#### PROVIDED RECORDS
[BEGIN]

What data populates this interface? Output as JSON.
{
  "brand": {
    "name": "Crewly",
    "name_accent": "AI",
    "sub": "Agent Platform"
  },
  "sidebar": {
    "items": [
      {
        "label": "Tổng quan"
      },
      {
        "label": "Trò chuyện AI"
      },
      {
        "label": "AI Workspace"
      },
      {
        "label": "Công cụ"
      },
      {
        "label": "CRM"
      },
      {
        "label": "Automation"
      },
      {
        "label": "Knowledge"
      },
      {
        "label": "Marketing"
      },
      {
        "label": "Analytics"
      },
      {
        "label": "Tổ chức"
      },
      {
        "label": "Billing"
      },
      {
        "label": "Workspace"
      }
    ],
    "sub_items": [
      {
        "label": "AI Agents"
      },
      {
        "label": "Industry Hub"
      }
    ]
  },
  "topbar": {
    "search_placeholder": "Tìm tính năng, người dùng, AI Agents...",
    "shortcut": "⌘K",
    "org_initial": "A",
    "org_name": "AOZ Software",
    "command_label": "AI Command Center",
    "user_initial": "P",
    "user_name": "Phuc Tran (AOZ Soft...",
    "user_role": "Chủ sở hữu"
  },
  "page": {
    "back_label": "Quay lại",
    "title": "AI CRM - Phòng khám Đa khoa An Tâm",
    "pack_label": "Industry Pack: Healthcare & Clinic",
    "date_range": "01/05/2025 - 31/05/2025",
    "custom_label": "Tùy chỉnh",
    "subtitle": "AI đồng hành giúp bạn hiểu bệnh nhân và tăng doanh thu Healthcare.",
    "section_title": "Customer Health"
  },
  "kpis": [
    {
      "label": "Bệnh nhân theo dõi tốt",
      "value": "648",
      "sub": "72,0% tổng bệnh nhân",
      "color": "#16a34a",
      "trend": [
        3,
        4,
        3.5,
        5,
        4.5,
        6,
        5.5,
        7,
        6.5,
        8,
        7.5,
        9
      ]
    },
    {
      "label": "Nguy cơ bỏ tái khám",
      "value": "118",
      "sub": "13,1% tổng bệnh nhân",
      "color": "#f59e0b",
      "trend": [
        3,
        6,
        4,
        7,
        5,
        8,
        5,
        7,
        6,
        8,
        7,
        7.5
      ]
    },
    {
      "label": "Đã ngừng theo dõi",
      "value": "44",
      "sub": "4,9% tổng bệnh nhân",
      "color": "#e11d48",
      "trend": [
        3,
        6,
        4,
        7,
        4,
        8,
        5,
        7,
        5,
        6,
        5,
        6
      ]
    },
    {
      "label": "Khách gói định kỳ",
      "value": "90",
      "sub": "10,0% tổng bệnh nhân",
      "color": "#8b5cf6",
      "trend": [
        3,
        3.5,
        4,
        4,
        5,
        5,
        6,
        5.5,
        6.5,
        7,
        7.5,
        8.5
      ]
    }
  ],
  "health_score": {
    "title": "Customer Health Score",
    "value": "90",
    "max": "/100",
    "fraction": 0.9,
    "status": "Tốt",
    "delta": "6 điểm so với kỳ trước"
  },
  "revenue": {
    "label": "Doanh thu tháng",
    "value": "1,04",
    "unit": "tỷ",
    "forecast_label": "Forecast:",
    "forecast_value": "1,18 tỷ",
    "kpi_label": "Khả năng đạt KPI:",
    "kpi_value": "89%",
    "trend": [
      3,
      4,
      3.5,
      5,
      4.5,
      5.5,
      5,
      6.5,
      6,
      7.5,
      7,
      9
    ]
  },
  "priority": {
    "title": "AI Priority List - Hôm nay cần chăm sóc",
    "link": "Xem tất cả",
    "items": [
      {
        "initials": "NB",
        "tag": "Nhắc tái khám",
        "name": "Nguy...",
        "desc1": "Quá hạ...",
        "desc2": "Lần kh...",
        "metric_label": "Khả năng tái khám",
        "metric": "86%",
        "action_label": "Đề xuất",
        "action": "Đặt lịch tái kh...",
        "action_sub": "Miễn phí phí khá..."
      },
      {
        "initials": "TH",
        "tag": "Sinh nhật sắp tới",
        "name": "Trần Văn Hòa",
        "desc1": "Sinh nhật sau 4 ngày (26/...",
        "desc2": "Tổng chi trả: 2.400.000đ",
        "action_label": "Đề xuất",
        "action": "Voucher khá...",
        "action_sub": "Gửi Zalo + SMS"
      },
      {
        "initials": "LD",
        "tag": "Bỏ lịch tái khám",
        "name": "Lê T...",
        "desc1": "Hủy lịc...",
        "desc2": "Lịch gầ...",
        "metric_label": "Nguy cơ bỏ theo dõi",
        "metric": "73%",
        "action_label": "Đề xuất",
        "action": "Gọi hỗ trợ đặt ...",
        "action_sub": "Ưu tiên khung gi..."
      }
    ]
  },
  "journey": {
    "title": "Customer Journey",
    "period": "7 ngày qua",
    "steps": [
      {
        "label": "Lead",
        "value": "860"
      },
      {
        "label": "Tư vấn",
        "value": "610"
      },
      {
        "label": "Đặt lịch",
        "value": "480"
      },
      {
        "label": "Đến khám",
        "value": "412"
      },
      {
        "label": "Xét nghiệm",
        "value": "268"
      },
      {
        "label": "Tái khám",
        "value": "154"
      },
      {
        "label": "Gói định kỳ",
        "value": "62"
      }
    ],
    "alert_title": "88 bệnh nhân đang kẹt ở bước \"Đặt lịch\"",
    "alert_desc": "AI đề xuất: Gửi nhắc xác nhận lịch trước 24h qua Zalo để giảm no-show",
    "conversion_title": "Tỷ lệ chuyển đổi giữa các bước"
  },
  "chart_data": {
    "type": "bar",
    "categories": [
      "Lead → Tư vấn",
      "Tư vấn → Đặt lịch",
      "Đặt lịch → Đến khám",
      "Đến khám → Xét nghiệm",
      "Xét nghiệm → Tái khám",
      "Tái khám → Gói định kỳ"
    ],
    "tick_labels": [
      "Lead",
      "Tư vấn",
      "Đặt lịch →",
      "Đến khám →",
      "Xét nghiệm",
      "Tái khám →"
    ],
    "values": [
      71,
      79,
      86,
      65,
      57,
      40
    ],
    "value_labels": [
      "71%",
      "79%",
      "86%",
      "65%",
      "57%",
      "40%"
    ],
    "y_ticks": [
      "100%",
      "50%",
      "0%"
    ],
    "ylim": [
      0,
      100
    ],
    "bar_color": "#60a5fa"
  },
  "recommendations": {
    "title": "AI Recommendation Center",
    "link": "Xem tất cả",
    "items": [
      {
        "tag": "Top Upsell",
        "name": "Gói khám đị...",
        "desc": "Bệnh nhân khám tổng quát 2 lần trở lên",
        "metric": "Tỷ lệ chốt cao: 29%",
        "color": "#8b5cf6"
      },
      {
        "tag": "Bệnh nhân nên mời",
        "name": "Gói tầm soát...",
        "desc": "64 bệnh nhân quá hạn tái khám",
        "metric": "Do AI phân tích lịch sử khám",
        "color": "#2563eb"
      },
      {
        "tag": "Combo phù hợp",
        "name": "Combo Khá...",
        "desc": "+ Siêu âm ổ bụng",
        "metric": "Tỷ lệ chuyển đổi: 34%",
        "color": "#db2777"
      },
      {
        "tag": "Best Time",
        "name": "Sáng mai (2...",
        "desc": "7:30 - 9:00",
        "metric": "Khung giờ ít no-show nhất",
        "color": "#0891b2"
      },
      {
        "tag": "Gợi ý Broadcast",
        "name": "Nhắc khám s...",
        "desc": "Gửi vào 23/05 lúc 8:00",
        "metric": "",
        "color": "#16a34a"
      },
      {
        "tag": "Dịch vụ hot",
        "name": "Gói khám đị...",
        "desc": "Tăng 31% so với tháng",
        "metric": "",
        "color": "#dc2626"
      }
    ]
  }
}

[END]

#### SHORT PROBLEM
Can you restate every record above word for word?

#### WRITTEN RESPONSE
What data populates this interface? Output as JSON.
{
  "brand": {
    "name": "Crewly",
    "name_accent": "AI",
    "sub": "Agent Platform"
  },
  "sidebar": {
    "items": [
      {
        "label": "Tổng quan"
      },
      {
        "label": "Trò chuyện AI"
      },
      {
        "label": "AI Workspace"
      },
      {
        "label": "Công cụ"
      },
      {
        "label": "CRM"
      },
      {
        "label": "Automation"
      },
      {
        "label": "Knowledge"
      },
      {
        "label": "Marketing"
      },
      {
        "label": "Analytics"
      },
      {
        "label": "Tổ chức"
      },
      {
        "label": "Billing"
      },
      {
        "label": "Workspace"
      }
    ],
    "sub_items": [
      {
        "label": "AI Agents"
      },
      {
        "label": "Industry Hub"
      }
    ]
  },
  "topbar": {
    "search_placeholder": "Tìm tính năng, người dùng, AI Agents...",
    "shortcut": "⌘K",
    "org_initial": "A",
    "org_name": "AOZ Software",
    "command_label": "AI Command Center",
    "user_initial": "P",
    "user_name": "Phuc Tran (AOZ Soft...",
    "user_role": "Chủ sở hữu"
  },
  "page": {
    "back_label": "Quay lại",
    "title": "AI CRM - Phòng khám Đa khoa An Tâm",
    "pack_label": "Industry Pack: Healthcare & Clinic",
    "date_range": "01/05/2025 - 31/05/2025",
    "custom_label": "Tùy chỉnh",
    "subtitle": "AI đồng hành giúp bạn hiểu bệnh nhân và tăng doanh thu Healthcare.",
    "section_title": "Customer Health"
  },
  "kpis": [
    {
      "label": "Bệnh nhân theo dõi tốt",
      "value": "648",
      "sub": "72,0% tổng bệnh nhân",
      "color": "#16a34a",
      "trend": [
        3,
        4,
        3.5,
        5,
        4.5,
        6,
        5.5,
        7,
        6.5,
        8,
        7.5,
        9
      ]
    },
    {
      "label": "Nguy cơ bỏ tái khám",
      "value": "118",
      "sub": "13,1% tổng bệnh nhân",
      "color": "#f59e0b",
      "trend": [
        3,
        6,
        4,
        7,
        5,
        8,
        5,
        7,
        6,
        8,
        7,
        7.5
      ]
    },
    {
      "label": "Đã ngừng theo dõi",
      "value": "44",
      "sub": "4,9% tổng bệnh nhân",
      "color": "#e11d48",
      "trend": [
        3,
        6,
        4,
        7,
        4,
        8,
        5,
        7,
        5,
        6,
        5,
        6
      ]
    },
    {
      "label": "Khách gói định kỳ",
      "value": "90",
      "sub": "10,0% tổng bệnh nhân",
      "color": "#8b5cf6",
      "trend": [
        3,
        3.5,
        4,
        4,
        5,
        5,
        6,
        5.5,
        6.5,
        7,
        7.5,
        8.5
      ]
    }
  ],
  "health_score": {
    "title": "Customer Health Score",
    "value": "90",
    "max": "/100",
    "fraction": 0.9,
    "status": "Tốt",
    "delta": "6 điểm so với kỳ trước"
  },
  "revenue": {
    "label": "Doanh thu tháng",
    "value": "1,04",
    "unit": "tỷ",
    "forecast_label": "Forecast:",
    "forecast_value": "1,18 tỷ",
    "kpi_label": "Khả năng đạt KPI:",
    "kpi_value": "89%",
    "trend": [
      3,
      4,
      3.5,
      5,
      4.5,
      5.5,
      5,
      6.5,
      6,
      7.5,
      7,
      9
    ]
  },
  "priority": {
    "title": "AI Priority List - Hôm nay cần chăm sóc",
    "link": "Xem tất cả",
    "items": [
      {
        "initials": "NB",
        "tag": "Nhắc tái khám",
        "name": "Nguy...",
        "desc1": "Quá hạ...",
        "desc2": "Lần kh...",
        "metric_label": "Khả năng tái khám",
        "metric": "86%",
        "action_label": "Đề xuất",
        "action": "Đặt lịch tái kh...",
        "action_sub": "Miễn phí phí khá..."
      },
      {
        "initials": "TH",
        "tag": "Sinh nhật sắp tới",
        "name": "Trần Văn Hòa",
        "desc1": "Sinh nhật sau 4 ngày (26/...",
        "desc2": "Tổng chi trả: 2.400.000đ",
        "action_label": "Đề xuất",
        "action": "Voucher khá...",
        "action_sub": "Gửi Zalo + SMS"
      },
      {
        "initials": "LD",
        "tag": "Bỏ lịch tái khám",
        "name": "Lê T...",
        "desc1": "Hủy lịc...",
        "desc2": "Lịch gầ...",
        "metric_label": "Nguy cơ bỏ theo dõi",
        "metric": "73%",
        "action_label": "Đề xuất",
        "action": "Gọi hỗ trợ đặt ...",
        "action_sub": "Ưu tiên khung gi..."
      }
    ]
  },
  "journey": {
    "title": "Customer Journey",
    "period": "7 ngày qua",
    "steps": [
      {
        "label": "Lead",
        "value": "860"
      },
      {
        "label": "Tư vấn",
        "value": "610"
      },
      {
        "label": "Đặt lịch",
        "value": "480"
      },
      {
        "label": "Đến khám",
        "value": "412"
      },
      {
        "label": "Xét nghiệm",
        "value": "268"
      },
      {
        "label": "Tái khám",
        "value": "154"
      },
      {
        "label": "Gói định kỳ",
        "value": "62"
      }
    ],
    "alert_title": "88 bệnh nhân đang kẹt ở bước \"Đặt lịch\"",
    "alert_desc": "AI đề xuất: Gửi nhắc xác nhận lịch trước 24h qua Zalo để giảm no-show",
    "conversion_title": "Tỷ lệ chuyển đổi giữa các bước"
  },
  "chart_data": {
    "type": "bar",
    "categories": [
      "Lead → Tư vấn",
      "Tư vấn → Đặt lịch",
      "Đặt lịch → Đến khám",
      "Đến khám → Xét nghiệm",
      "Xét nghiệm → Tái khám",
      "Tái khám → Gói định kỳ"
    ],
    "tick_labels": [
      "Lead",
      "Tư vấn",
      "Đặt lịch →",
      "Đến khám →",
      "Xét nghiệm",
      "Tái khám →"
    ],
    "values": [
      71,
      79,
      86,
      65,
      57,
      40
    ],
    "value_labels": [
      "71%",
      "79%",
      "86%",
      "65%",
      "57%",
      "40%"
    ],
    "y_ticks": [
      "100%",
      "50%",
      "0%"
    ],
    "ylim": [
      0,
      100
    ],
    "bar_color": "#60a5fa"
  },
  "recommendations": {
    "title": "AI Recommendation Center",
    "link": "Xem tất cả",
    "items": [
      {
        "tag": "Top Upsell",
        "name": "Gói khám đị...",
        "desc": "Bệnh nhân khám tổng quát 2 lần trở lên",
        "metric": "Tỷ lệ chốt cao: 29%",
        "color": "#8b5cf6"
      },
      {
        "tag": "Bệnh nhân nên mời",
        "name": "Gói tầm soát...",
        "desc": "64 bệnh nhân quá hạn tái khám",
        "metric": "Do AI phân tích lịch sử khám",
        "color": "#2563eb"
      },
      {
        "tag": "Combo phù hợp",
        "name": "Combo Khá...",
        "desc": "+ Siêu âm ổ bụng",
        "metric": "Tỷ lệ chuyển đổi: 34%",
        "color": "#db2777"
      },
      {
        "tag": "Best Time",
        "name": "Sáng mai (2...",
        "desc": "7:30 - 9:00",
        "metric": "Khung giờ ít no-show nhất",
        "color": "#0891b2"
      },
      {
        "tag": "Gợi ý Broadcast",
        "name": "Nhắc khám s...",
        "desc": "Gửi vào 23/05 lúc 8:00",
        "metric": "",
        "color": "#16a34a"
      },
      {
        "tag": "Dịch vụ hot",
        "name": "Gói khám đị...",
        "desc": "Tăng 31% so với tháng",
        "metric": "",
        "color": "#dc2626"
      }
    ]
  }
}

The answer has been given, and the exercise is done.